--- begin ---
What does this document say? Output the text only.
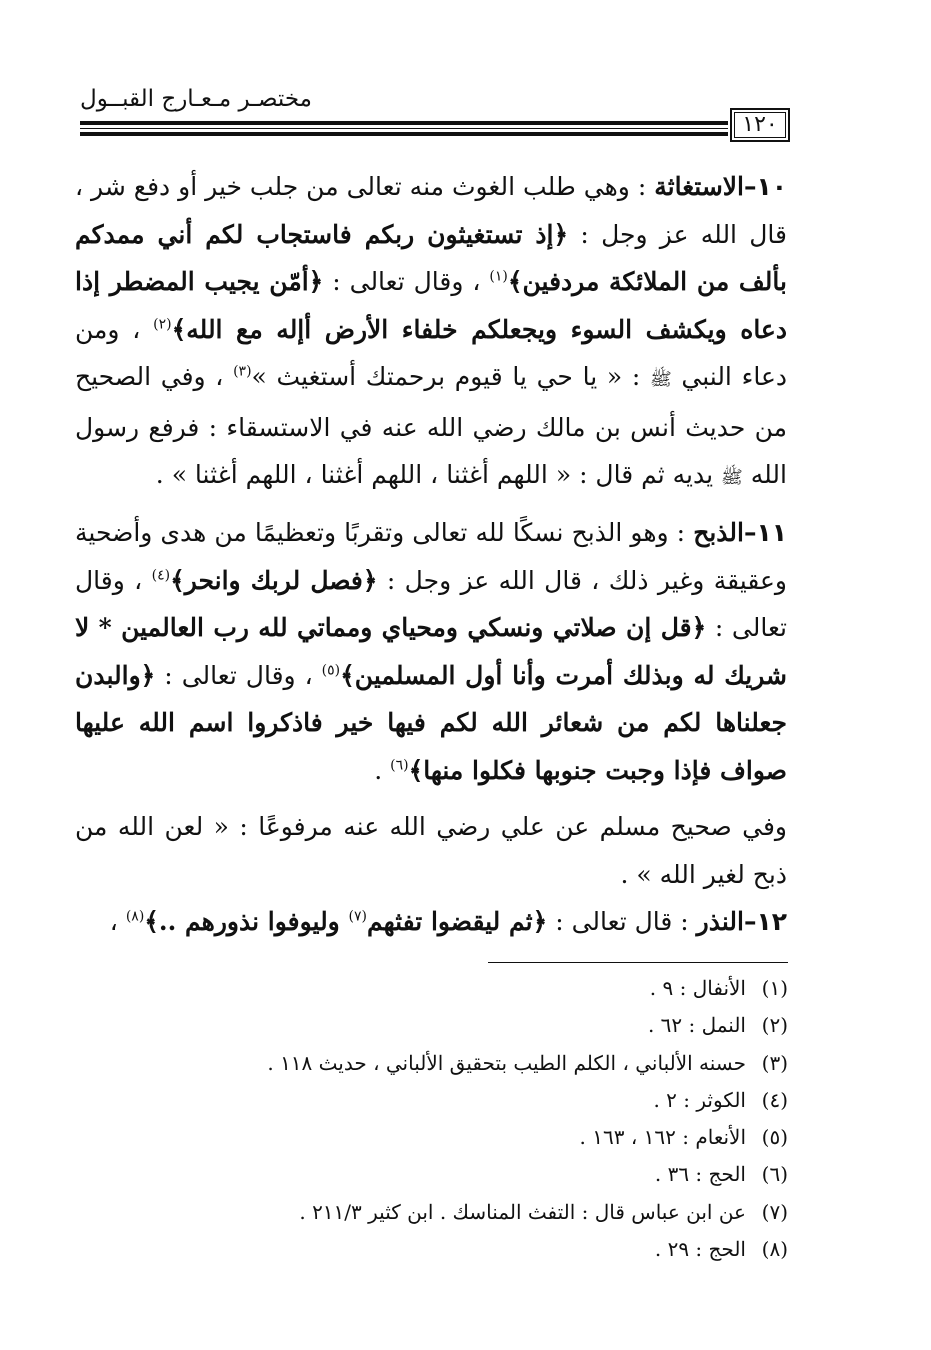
مختصـر مـعـارج القبــول
١٢٠
١٠–الاستغاثة : وهي طلب الغوث منه تعالى من جلب خير أو دفع شر ، قال الله عز وجل : ﴿إذ تستغيثون ربكم فاستجاب لكم أني ممدكم بألف من الملائكة مردفين﴾$^{(١)}$ ، وقال تعالى : ﴿أمّن يجيب المضطر إذا دعاه ويكشف السوء ويجعلكم خلفاء الأرض أإله مع الله﴾$^{(٢)}$ ، ومن دعاء النبي ﷺ : « يا حي يا قيوم برحمتك أستغيث »$^{(٣)}$ ، وفي الصحيح من حديث أنس بن مالك رضي الله عنه في الاستسقاء : فرفع رسول الله ﷺ يديه ثم قال : « اللهم أغثنا ، اللهم أغثنا ، اللهم أغثنا » .
١١–الذبح : وهو الذبح نسكًا لله تعالى وتقربًا وتعظيمًا من هدى وأضحية وعقيقة وغير ذلك ، قال الله عز وجل : ﴿فصل لربك وانحر﴾$^{(٤)}$ ، وقال تعالى : ﴿قل إن صلاتي ونسكي ومحياي ومماتي لله رب العالمين * لا شريك له وبذلك أمرت وأنا أول المسلمين﴾$^{(٥)}$ ، وقال تعالى : ﴿والبدن جعلناها لكم من شعائر الله لكم فيها خير فاذكروا اسم الله عليها صواف فإذا وجبت جنوبها فكلوا منها﴾$^{(٦)}$ .
وفي صحيح مسلم عن علي رضي الله عنه مرفوعًا : « لعن الله من ذبح لغير الله » .
١٢–النذر : قال تعالى : ﴿ثم ليقضوا تفثهم$^{(٧)}$ وليوفوا نذورهم ..﴾$^{(٨)}$ ،
(١)الأنفال : ٩ .
(٢)النمل : ٦٢ .
(٣)حسنه الألباني ، الكلم الطيب بتحقيق الألباني ، حديث ١١٨ .
(٤)الكوثر : ٢ .
(٥)الأنعام : ١٦٢ ، ١٦٣ .
(٦)الحج : ٣٦ .
(٧)عن ابن عباس قال : التفث المناسك . ابن كثير ٢١١/٣ .
(٨)الحج : ٢٩ .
--- end ---
* **DESCRIPTION OF THE TASK**
Restate the data above word for word. Skip every picture.

* **EXERCISE SOLUTION**
What does this document say? Output the text only.
مختصـر مـعـارج القبــول
١٢٠
١٠–الاستغاثة : وهي طلب الغوث منه تعالى من جلب خير أو دفع شر ، قال الله عز وجل : ﴿إذ تستغيثون ربكم فاستجاب لكم أني ممدكم بألف من الملائكة مردفين﴾$^{(١)}$ ، وقال تعالى : ﴿أمّن يجيب المضطر إذا دعاه ويكشف السوء ويجعلكم خلفاء الأرض أإله مع الله﴾$^{(٢)}$ ، ومن دعاء النبي ﷺ : « يا حي يا قيوم برحمتك أستغيث »$^{(٣)}$ ، وفي الصحيح من حديث أنس بن مالك رضي الله عنه في الاستسقاء : فرفع رسول الله ﷺ يديه ثم قال : « اللهم أغثنا ، اللهم أغثنا ، اللهم أغثنا » .
١١–الذبح : وهو الذبح نسكًا لله تعالى وتقربًا وتعظيمًا من هدى وأضحية وعقيقة وغير ذلك ، قال الله عز وجل : ﴿فصل لربك وانحر﴾$^{(٤)}$ ، وقال تعالى : ﴿قل إن صلاتي ونسكي ومحياي ومماتي لله رب العالمين * لا شريك له وبذلك أمرت وأنا أول المسلمين﴾$^{(٥)}$ ، وقال تعالى : ﴿والبدن جعلناها لكم من شعائر الله لكم فيها خير فاذكروا اسم الله عليها صواف فإذا وجبت جنوبها فكلوا منها﴾$^{(٦)}$ .
وفي صحيح مسلم عن علي رضي الله عنه مرفوعًا : « لعن الله من ذبح لغير الله » .
١٢–النذر : قال تعالى : ﴿ثم ليقضوا تفثهم$^{(٧)}$ وليوفوا نذورهم ..﴾$^{(٨)}$ ،
(١)الأنفال : ٩ .
(٢)النمل : ٦٢ .
(٣)حسنه الألباني ، الكلم الطيب بتحقيق الألباني ، حديث ١١٨ .
(٤)الكوثر : ٢ .
(٥)الأنعام : ١٦٢ ، ١٦٣ .
(٦)الحج : ٣٦ .
(٧)عن ابن عباس قال : التفث المناسك . ابن كثير ٢١١/٣ .
(٨)الحج : ٢٩ .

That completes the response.